=== Working data ===

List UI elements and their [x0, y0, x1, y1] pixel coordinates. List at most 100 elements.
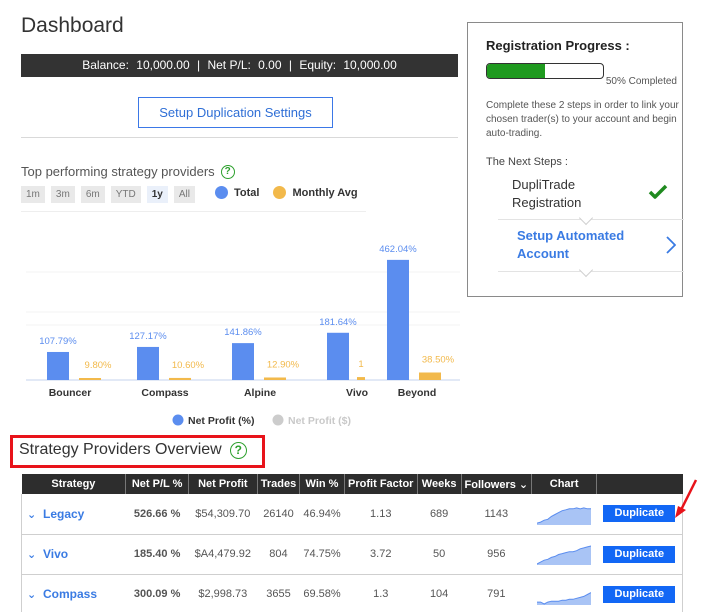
- bar-total[interactable]: [232, 343, 254, 380]
- x-tick-label: Alpine: [244, 387, 276, 399]
- range-tab-1m[interactable]: 1m: [21, 186, 45, 203]
- bar-monthly-avg[interactable]: [169, 377, 191, 380]
- column-header-profit-factor[interactable]: Profit Factor: [343, 474, 418, 494]
- step-line: DupliTrade: [512, 177, 576, 192]
- win-cell: 69.58%: [299, 574, 345, 612]
- registration-progress-bar: [486, 63, 604, 79]
- bar-total[interactable]: [137, 346, 159, 380]
- duplicate-button[interactable]: Duplicate: [603, 545, 676, 563]
- trades-cell: 3655: [257, 574, 300, 612]
- bar-monthly-avg[interactable]: [264, 377, 286, 380]
- column-header-followers[interactable]: Followers ⌄: [460, 474, 532, 494]
- bar-total[interactable]: [327, 332, 349, 380]
- help-icon[interactable]: ?: [229, 441, 247, 459]
- total-dot-icon: [215, 186, 228, 199]
- separator: |: [197, 58, 201, 72]
- metric-toggle-total[interactable]: Total: [215, 186, 259, 199]
- net-profit-cell: $2,998.73: [188, 574, 258, 612]
- net-pl-cell: 300.09 %: [125, 574, 189, 612]
- range-tab-all[interactable]: All: [173, 186, 195, 203]
- help-icon[interactable]: ?: [220, 164, 235, 179]
- next-steps-label: The Next Steps :: [486, 156, 568, 168]
- net-pl-cell: 526.66 %: [125, 494, 189, 535]
- range-tab-6m[interactable]: 6m: [80, 186, 105, 203]
- weeks-cell: 689: [417, 494, 462, 535]
- range-tab-1y[interactable]: 1y: [146, 186, 168, 203]
- data-label-total: 462.04%: [379, 244, 417, 255]
- data-label-monthly-avg: 1: [358, 359, 363, 370]
- setup-duplication-settings-button[interactable]: Setup Duplication Settings: [138, 97, 333, 128]
- divider: [21, 137, 458, 138]
- weeks-cell: 104: [417, 574, 462, 612]
- step-line: Registration: [512, 195, 582, 210]
- step-notch: [578, 262, 594, 278]
- step-line: Setup Automated: [517, 228, 625, 243]
- column-header-net-pl[interactable]: Net P/L %: [125, 474, 189, 494]
- column-header-win[interactable]: Win %: [299, 474, 345, 494]
- separator: |: [288, 58, 292, 72]
- x-tick-label: Compass: [141, 387, 188, 399]
- weeks-cell: 50: [417, 534, 462, 575]
- data-label-monthly-avg: 9.80%: [85, 360, 112, 371]
- strategy-name-link[interactable]: Compass: [43, 587, 97, 601]
- range-tab-3m[interactable]: 3m: [50, 186, 75, 203]
- x-tick-label: Vivo: [346, 387, 368, 399]
- metric-label: Total: [234, 186, 260, 199]
- bar-total[interactable]: [47, 351, 69, 380]
- strategy-name-link[interactable]: Vivo: [43, 547, 68, 561]
- strategy-providers-table: Strategy Net P/L % Net Profit Trades Win…: [20, 474, 683, 612]
- step-duplitrade-registration: DupliTrade Registration: [512, 176, 581, 212]
- equity-label: Equity:: [299, 58, 337, 72]
- overview-title: Strategy Providers Overview: [19, 441, 222, 458]
- data-label-total: 181.64%: [319, 317, 357, 328]
- expand-chevron-icon[interactable]: ⌄: [27, 548, 43, 561]
- net-profit-cell: $54,309.70: [188, 494, 258, 535]
- bar-monthly-avg[interactable]: [79, 378, 101, 380]
- column-header-strategy[interactable]: Strategy: [21, 474, 126, 494]
- data-label-monthly-avg: 12.90%: [267, 359, 300, 370]
- legend-swatch-icon[interactable]: [272, 414, 284, 426]
- top-providers-title: Top performing strategy providers: [21, 164, 215, 179]
- netpl-value: 0.00: [258, 58, 282, 72]
- action-cell: Duplicate: [596, 494, 683, 535]
- column-header-trades[interactable]: Trades: [256, 474, 300, 494]
- column-header-net-profit[interactable]: Net Profit: [187, 474, 258, 494]
- column-header-chart: Chart: [531, 474, 597, 494]
- bar-monthly-avg[interactable]: [357, 377, 365, 380]
- strategy-name-link[interactable]: Legacy: [43, 507, 84, 521]
- legend-label[interactable]: Net Profit ($): [288, 415, 351, 427]
- table-row: ⌄ Compass 300.09 % $2,998.73 3655 69.58% 1.3 10…: [20, 574, 683, 612]
- progress-label: 50% Completed: [605, 76, 677, 87]
- chevron-right-icon[interactable]: [666, 236, 676, 254]
- column-header-weeks[interactable]: Weeks: [416, 474, 462, 494]
- step-notch: [578, 210, 594, 226]
- metric-toggle-monthly-avg[interactable]: Monthly Avg: [273, 186, 358, 199]
- equity-value: 10,000.00: [343, 58, 397, 72]
- strategy-cell: ⌄ Compass: [20, 574, 126, 612]
- legend-swatch-icon[interactable]: [172, 414, 184, 426]
- expand-chevron-icon[interactable]: ⌄: [27, 588, 43, 601]
- data-label-total: 107.79%: [39, 336, 77, 347]
- bar-total[interactable]: [387, 259, 409, 380]
- progress-fill: [487, 64, 545, 78]
- registration-progress-card: Registration Progress : 50% Completed Co…: [467, 22, 684, 297]
- strategy-cell: ⌄ Vivo: [20, 534, 126, 575]
- net-pl-cell: 185.40 %: [125, 534, 189, 575]
- bar-monthly-avg[interactable]: [419, 372, 441, 380]
- followers-cell: 791: [461, 574, 532, 612]
- expand-chevron-icon[interactable]: ⌄: [27, 508, 43, 521]
- column-header-action: [596, 474, 683, 494]
- step-setup-automated-account[interactable]: Setup Automated Account: [517, 227, 624, 263]
- sparkline-chart: [537, 545, 592, 565]
- legend-label[interactable]: Net Profit (%): [188, 415, 255, 427]
- duplicate-button[interactable]: Duplicate: [603, 585, 676, 603]
- x-tick-label: Bouncer: [49, 387, 92, 399]
- metric-legend: Total Monthly Avg: [215, 186, 358, 199]
- range-tab-ytd[interactable]: YTD: [110, 186, 141, 203]
- table-header-row: Strategy Net P/L % Net Profit Trades Win…: [21, 474, 683, 494]
- top-providers-bar-chart: 107.79% 9.80% Bouncer 127.17% 10.60% Compass 1…: [26, 244, 460, 427]
- sparkline-area: [537, 546, 592, 565]
- duplicate-button[interactable]: Duplicate: [603, 505, 676, 523]
- chart-cell: [531, 494, 597, 535]
- monthly-avg-dot-icon: [273, 186, 287, 199]
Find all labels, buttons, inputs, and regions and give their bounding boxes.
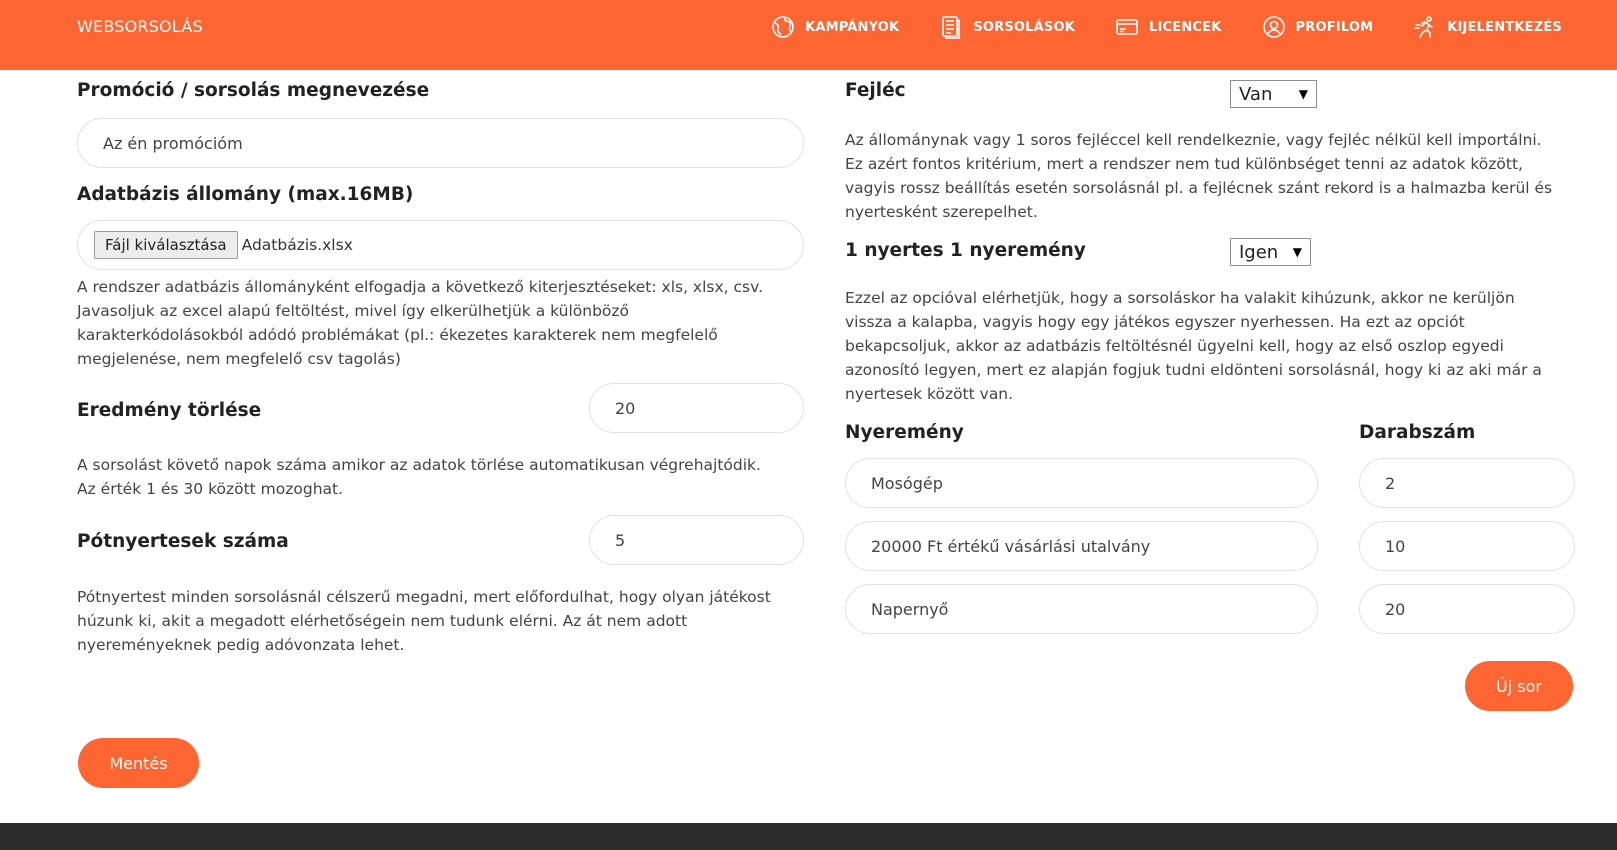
running-person-icon <box>1413 15 1437 39</box>
prize-quantity-value: 2 <box>1385 473 1396 493</box>
promo-name-label: Promóció / sorsolás megnevezése <box>77 80 430 101</box>
prize-quantity-input[interactable]: 10 <box>1359 521 1575 571</box>
description-line: megjelenése, nem megfelelő csv tagolás) <box>77 350 401 368</box>
prize-name-value: 20000 Ft értékű vásárlási utalvány <box>871 536 1151 556</box>
extra-winners-value: 5 <box>615 530 626 550</box>
dropdown-arrow-icon: ▼ <box>1292 245 1302 259</box>
result-delete-label: Eredmény törlése <box>77 400 262 421</box>
prize-name-value: Napernyő <box>871 599 949 619</box>
one-winner-one-prize-label: 1 nyertes 1 nyeremény <box>845 240 1086 261</box>
brand-logo-text[interactable]: WEBSORSOLÁS <box>77 17 203 36</box>
nav-item-profile[interactable]: PROFILOM <box>1262 15 1374 39</box>
nav-item-licenses[interactable]: LICENCEK <box>1115 15 1222 39</box>
save-button[interactable]: Mentés <box>78 738 199 788</box>
description-line: vissza a kalapba, vagyis hogy egy játéko… <box>845 313 1465 331</box>
result-delete-description: A sorsolást követő napok száma amikor az… <box>77 453 817 501</box>
nav-label: SORSOLÁSOK <box>973 19 1075 35</box>
prize-quantity-value: 10 <box>1385 536 1406 556</box>
prize-name-input[interactable]: Mosógép <box>845 458 1318 508</box>
nav-item-campaigns[interactable]: KAMPÁNYOK <box>771 15 899 39</box>
document-icon <box>939 15 963 39</box>
description-line: húzunk ki, akit a megadott elérhetőségei… <box>77 612 688 630</box>
quantity-column-header: Darabszám <box>1359 422 1476 443</box>
prize-quantity-value: 20 <box>1385 599 1406 619</box>
one-winner-description: Ezzel az opcióval elérhetjük, hogy a sor… <box>845 286 1585 406</box>
description-line: Ez azért fontos kritérium, mert a rendsz… <box>845 155 1523 173</box>
description-line: Pótnyertest minden sorsolásnál célszerű … <box>77 588 771 606</box>
description-line: azonosító legyen, mert ez alapján fogjuk… <box>845 361 1542 379</box>
nav-item-logout[interactable]: KIJELENTKEZÉS <box>1413 15 1562 39</box>
description-line: bekapcsoljuk, akkor az adatbázis feltölt… <box>845 337 1504 355</box>
database-file-label: Adatbázis állomány (max.16MB) <box>77 184 414 205</box>
description-line: nyertesek között van. <box>845 385 1014 403</box>
prize-name-value: Mosógép <box>871 473 943 493</box>
description-line: Javasoljuk az excel alapú feltöltést, mi… <box>77 302 630 320</box>
extra-winners-description: Pótnyertest minden sorsolásnál célszerű … <box>77 585 817 657</box>
description-line: nyertesként szerepelhet. <box>845 203 1038 221</box>
dropdown-arrow-icon: ▼ <box>1298 87 1308 101</box>
prize-name-input[interactable]: 20000 Ft értékű vásárlási utalvány <box>845 521 1318 571</box>
nav-item-draws[interactable]: SORSOLÁSOK <box>939 15 1075 39</box>
nav-label: LICENCEK <box>1148 19 1222 35</box>
choose-file-button[interactable]: Fájl kiválasztása <box>94 231 238 259</box>
header-row-selected-value: Van <box>1239 83 1273 105</box>
prize-column-header: Nyeremény <box>845 422 964 443</box>
selected-file-name: Adatbázis.xlsx <box>241 236 353 254</box>
database-file-description: A rendszer adatbázis állományként elfoga… <box>77 275 817 371</box>
header-row-select[interactable]: Van ▼ <box>1230 80 1317 108</box>
description-line: A sorsolást követő napok száma amikor az… <box>77 456 761 474</box>
description-line: vagyis rossz beállítás esetén sorsolásná… <box>845 179 1553 197</box>
nav-label: PROFILOM <box>1295 19 1374 35</box>
new-row-button[interactable]: Új sor <box>1465 661 1573 711</box>
nav-label: KIJELENTKEZÉS <box>1447 19 1562 35</box>
nav-label: KAMPÁNYOK <box>805 19 900 35</box>
description-line: nyereményeknek pedig adóvonzata lehet. <box>77 636 405 654</box>
promo-name-input[interactable]: Az én promócióm <box>77 118 804 168</box>
prize-name-input[interactable]: Napernyő <box>845 584 1318 634</box>
top-navigation-bar: WEBSORSOLÁS KAMPÁNYOK SORSOLÁSOK LICENCE… <box>0 0 1617 70</box>
result-delete-value: 20 <box>615 398 636 418</box>
description-line: Ezzel az opcióval elérhetjük, hogy a sor… <box>845 289 1515 307</box>
prize-quantity-input[interactable]: 2 <box>1359 458 1575 508</box>
result-delete-input[interactable]: 20 <box>589 383 804 433</box>
header-row-label: Fejléc <box>845 80 906 101</box>
profile-icon <box>1262 15 1286 39</box>
prize-quantity-input[interactable]: 20 <box>1359 584 1575 634</box>
one-winner-one-prize-select[interactable]: Igen ▼ <box>1230 238 1311 266</box>
database-file-input[interactable]: Fájl kiválasztása Adatbázis.xlsx <box>77 220 804 270</box>
header-row-description: Az állománynak vagy 1 soros fejléccel ke… <box>845 128 1580 224</box>
page-footer <box>0 823 1617 850</box>
promo-name-value: Az én promócióm <box>103 133 243 153</box>
description-line: A rendszer adatbázis állományként elfoga… <box>77 278 764 296</box>
globe-icon <box>771 15 795 39</box>
extra-winners-label: Pótnyertesek száma <box>77 531 289 552</box>
one-winner-selected-value: Igen <box>1239 241 1279 263</box>
description-line: Az érték 1 és 30 között mozoghat. <box>77 480 344 498</box>
card-icon <box>1115 15 1139 39</box>
extra-winners-input[interactable]: 5 <box>589 515 804 565</box>
description-line: Az állománynak vagy 1 soros fejléccel ke… <box>845 131 1542 149</box>
main-nav: KAMPÁNYOK SORSOLÁSOK LICENCEK PROFILOM K… <box>731 13 1562 41</box>
description-line: karakterkódolásokból adódó problémákat (… <box>77 326 718 344</box>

===

## Goal:
Please identify every line in the items above that contains the word "opcióval" and copy each of those lines in full. Case counts when matching.

## Correct answer:
one-winner-description: Ezzel az opcióval elérhetjük, hogy a sor… <box>845 286 1585 406</box>
description-line: Ezzel az opcióval elérhetjük, hogy a sor… <box>845 289 1515 307</box>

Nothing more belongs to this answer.